Description of the task: Search the listing for the string "label" and copy every line that contains it.

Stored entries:
** START **
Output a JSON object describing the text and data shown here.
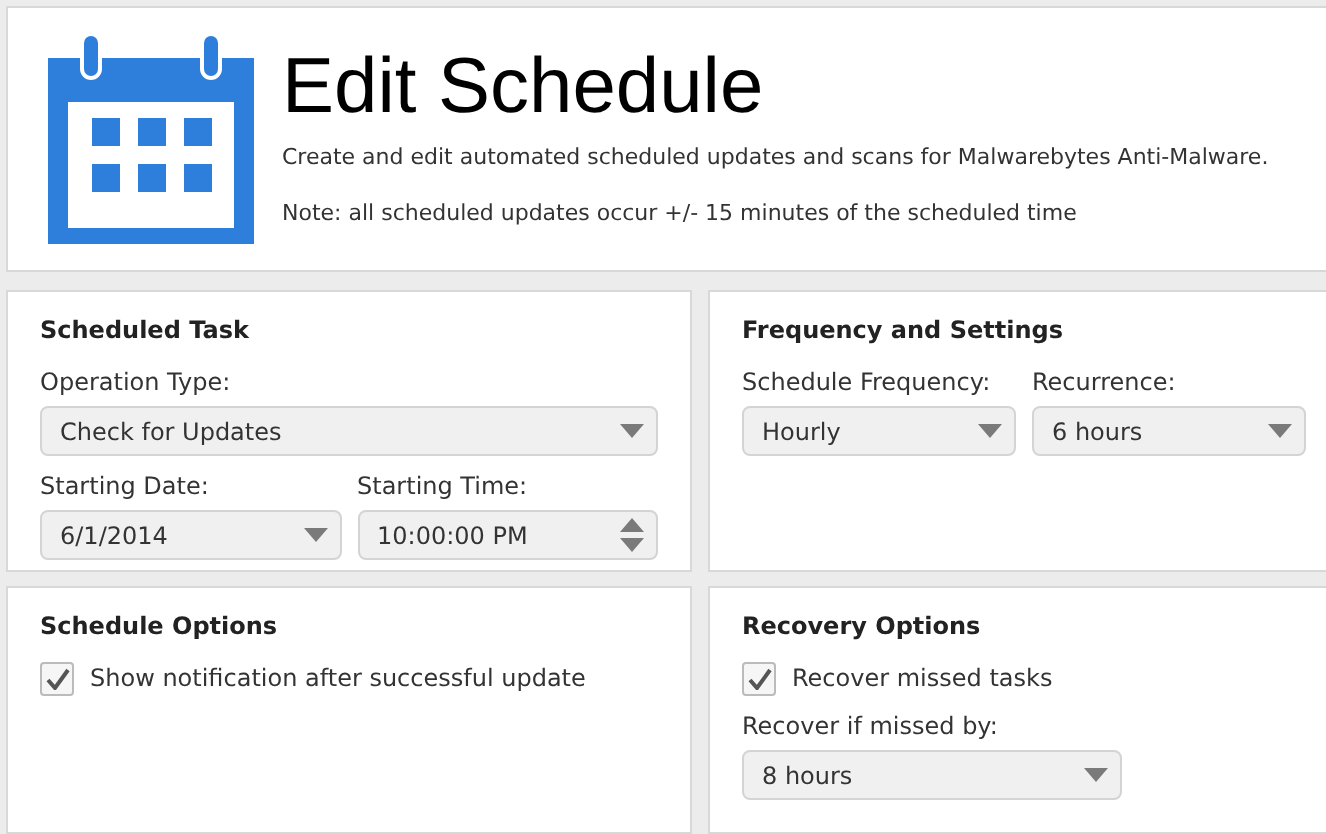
{
  "header": {
    "title": "Edit Schedule",
    "description": "Create and edit automated scheduled updates and scans for Malwarebytes Anti-Malware.",
    "note": "Note: all scheduled updates occur +/- 15 minutes of the scheduled time"
  },
  "panels": [
    {
      "title": "Scheduled Task",
      "rows": [
        [
          {
            "kind": "dropdown",
            "label": "Operation Type:",
            "value": "Check for Updates"
          }
        ],
        [
          {
            "kind": "dropdown",
            "label": "Starting Date:",
            "value": "6/1/2014"
          },
          {
            "kind": "spinner",
            "label": "Starting Time:",
            "value": "10:00:00 PM"
          }
        ]
      ]
    },
    {
      "title": "Frequency and Settings",
      "rows": [
        [
          {
            "kind": "dropdown",
            "label": "Schedule Frequency:",
            "value": "Hourly"
          },
          {
            "kind": "dropdown",
            "label": "Recurrence:",
            "value": "6 hours"
          }
        ]
      ]
    },
    {
      "title": "Schedule Options",
      "rows": [
        [
          {
            "kind": "checkbox",
            "label": "Show notification after successful update",
            "checked": true
          }
        ]
      ]
    },
    {
      "title": "Recovery Options",
      "rows": [
        [
          {
            "kind": "checkbox",
            "label": "Recover missed tasks",
            "checked": true
          }
        ],
        [
          {
            "kind": "dropdown",
            "label": "Recover if missed by:",
            "value": "8 hours"
          }
        ]
      ]
    }
  ]
}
** END **
Correct result:
            "label": "Operation Type:",
            "label": "Starting Date:",
            "label": "Starting Time:",
            "label": "Schedule Frequency:",
            "label": "Recurrence:",
            "label": "Show notification after successful update",
            "label": "Recover missed tasks",
            "label": "Recover if missed by:",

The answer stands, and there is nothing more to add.